▶ **Problem details**:
Output every entry exactly as written.

▶ **Dataset extract**:
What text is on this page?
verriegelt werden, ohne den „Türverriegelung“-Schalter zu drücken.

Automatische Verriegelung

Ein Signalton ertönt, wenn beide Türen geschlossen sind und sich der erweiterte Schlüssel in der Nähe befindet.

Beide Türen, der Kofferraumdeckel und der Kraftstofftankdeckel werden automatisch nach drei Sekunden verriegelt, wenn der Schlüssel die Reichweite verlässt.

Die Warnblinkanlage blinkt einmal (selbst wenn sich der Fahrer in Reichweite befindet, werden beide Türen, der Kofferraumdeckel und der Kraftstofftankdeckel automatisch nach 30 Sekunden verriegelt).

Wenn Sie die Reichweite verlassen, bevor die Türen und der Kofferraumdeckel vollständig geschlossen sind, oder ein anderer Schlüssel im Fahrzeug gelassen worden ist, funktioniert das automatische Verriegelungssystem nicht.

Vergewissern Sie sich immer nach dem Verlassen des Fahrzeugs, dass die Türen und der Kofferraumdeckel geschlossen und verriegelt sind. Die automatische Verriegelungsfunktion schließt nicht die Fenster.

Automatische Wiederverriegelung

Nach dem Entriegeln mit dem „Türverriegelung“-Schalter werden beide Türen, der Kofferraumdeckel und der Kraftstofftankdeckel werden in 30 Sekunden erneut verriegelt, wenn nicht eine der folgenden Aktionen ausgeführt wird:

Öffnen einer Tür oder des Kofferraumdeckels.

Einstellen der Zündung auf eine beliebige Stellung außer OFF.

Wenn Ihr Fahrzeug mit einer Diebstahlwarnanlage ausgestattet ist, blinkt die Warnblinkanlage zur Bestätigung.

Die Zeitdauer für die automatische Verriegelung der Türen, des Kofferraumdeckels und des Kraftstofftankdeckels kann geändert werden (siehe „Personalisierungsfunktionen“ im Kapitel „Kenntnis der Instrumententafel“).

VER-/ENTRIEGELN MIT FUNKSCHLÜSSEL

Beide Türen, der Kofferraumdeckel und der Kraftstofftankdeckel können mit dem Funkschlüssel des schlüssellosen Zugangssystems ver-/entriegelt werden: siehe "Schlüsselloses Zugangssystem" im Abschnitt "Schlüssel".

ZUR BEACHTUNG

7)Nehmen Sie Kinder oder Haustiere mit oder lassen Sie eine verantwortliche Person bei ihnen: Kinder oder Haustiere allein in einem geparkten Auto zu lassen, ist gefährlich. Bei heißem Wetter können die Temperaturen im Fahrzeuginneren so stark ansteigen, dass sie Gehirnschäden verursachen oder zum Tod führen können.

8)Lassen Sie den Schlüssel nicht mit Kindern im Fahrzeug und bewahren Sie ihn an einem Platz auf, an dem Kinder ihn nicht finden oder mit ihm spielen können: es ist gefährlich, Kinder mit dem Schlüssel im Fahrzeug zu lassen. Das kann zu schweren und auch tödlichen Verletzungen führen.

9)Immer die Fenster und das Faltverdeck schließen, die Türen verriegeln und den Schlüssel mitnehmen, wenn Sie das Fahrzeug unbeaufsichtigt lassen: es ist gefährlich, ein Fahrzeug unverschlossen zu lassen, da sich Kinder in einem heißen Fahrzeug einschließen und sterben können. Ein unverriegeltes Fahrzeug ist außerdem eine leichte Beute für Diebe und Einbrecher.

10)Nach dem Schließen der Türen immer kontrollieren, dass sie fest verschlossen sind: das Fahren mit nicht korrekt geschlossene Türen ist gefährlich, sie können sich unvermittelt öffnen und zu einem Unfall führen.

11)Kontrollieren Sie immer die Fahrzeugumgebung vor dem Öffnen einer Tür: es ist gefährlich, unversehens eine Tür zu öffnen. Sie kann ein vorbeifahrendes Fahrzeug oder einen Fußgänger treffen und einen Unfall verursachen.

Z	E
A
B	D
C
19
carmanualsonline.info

▶ **Written response**:
What text is on this page?
verriegelt werden, ohne den „Türverriegelung“-Schalter zu drücken.

Automatische Verriegelung

Ein Signalton ertönt, wenn beide Türen geschlossen sind und sich der erweiterte Schlüssel in der Nähe befindet.

Beide Türen, der Kofferraumdeckel und der Kraftstofftankdeckel werden automatisch nach drei Sekunden verriegelt, wenn der Schlüssel die Reichweite verlässt.

Die Warnblinkanlage blinkt einmal (selbst wenn sich der Fahrer in Reichweite befindet, werden beide Türen, der Kofferraumdeckel und der Kraftstofftankdeckel automatisch nach 30 Sekunden verriegelt).

Wenn Sie die Reichweite verlassen, bevor die Türen und der Kofferraumdeckel vollständig geschlossen sind, oder ein anderer Schlüssel im Fahrzeug gelassen worden ist, funktioniert das automatische Verriegelungssystem nicht.

Vergewissern Sie sich immer nach dem Verlassen des Fahrzeugs, dass die Türen und der Kofferraumdeckel geschlossen und verriegelt sind. Die automatische Verriegelungsfunktion schließt nicht die Fenster.

Automatische Wiederverriegelung

Nach dem Entriegeln mit dem „Türverriegelung“-Schalter werden beide Türen, der Kofferraumdeckel und der Kraftstofftankdeckel werden in 30 Sekunden erneut verriegelt, wenn nicht eine der folgenden Aktionen ausgeführt wird:

Öffnen einer Tür oder des Kofferraumdeckels.

Einstellen der Zündung auf eine beliebige Stellung außer OFF.

Wenn Ihr Fahrzeug mit einer Diebstahlwarnanlage ausgestattet ist, blinkt die Warnblinkanlage zur Bestätigung.

Die Zeitdauer für die automatische Verriegelung der Türen, des Kofferraumdeckels und des Kraftstofftankdeckels kann geändert werden (siehe „Personalisierungsfunktionen“ im Kapitel „Kenntnis der Instrumententafel“).

VER-/ENTRIEGELN MIT FUNKSCHLÜSSEL

Beide Türen, der Kofferraumdeckel und der Kraftstofftankdeckel können mit dem Funkschlüssel des schlüssellosen Zugangssystems ver-/entriegelt werden: siehe "Schlüsselloses Zugangssystem" im Abschnitt "Schlüssel".

ZUR BEACHTUNG

7)Nehmen Sie Kinder oder Haustiere mit oder lassen Sie eine verantwortliche Person bei ihnen: Kinder oder Haustiere allein in einem geparkten Auto zu lassen, ist gefährlich. Bei heißem Wetter können die Temperaturen im Fahrzeuginneren so stark ansteigen, dass sie Gehirnschäden verursachen oder zum Tod führen können.

8)Lassen Sie den Schlüssel nicht mit Kindern im Fahrzeug und bewahren Sie ihn an einem Platz auf, an dem Kinder ihn nicht finden oder mit ihm spielen können: es ist gefährlich, Kinder mit dem Schlüssel im Fahrzeug zu lassen. Das kann zu schweren und auch tödlichen Verletzungen führen.

9)Immer die Fenster und das Faltverdeck schließen, die Türen verriegeln und den Schlüssel mitnehmen, wenn Sie das Fahrzeug unbeaufsichtigt lassen: es ist gefährlich, ein Fahrzeug unverschlossen zu lassen, da sich Kinder in einem heißen Fahrzeug einschließen und sterben können. Ein unverriegeltes Fahrzeug ist außerdem eine leichte Beute für Diebe und Einbrecher.

10)Nach dem Schließen der Türen immer kontrollieren, dass sie fest verschlossen sind: das Fahren mit nicht korrekt geschlossene Türen ist gefährlich, sie können sich unvermittelt öffnen und zu einem Unfall führen.

11)Kontrollieren Sie immer die Fahrzeugumgebung vor dem Öffnen einer Tür: es ist gefährlich, unversehens eine Tür zu öffnen. Sie kann ein vorbeifahrendes Fahrzeug oder einen Fußgänger treffen und einen Unfall verursachen.

Z	E
A
B	D
C
19
carmanualsonline.info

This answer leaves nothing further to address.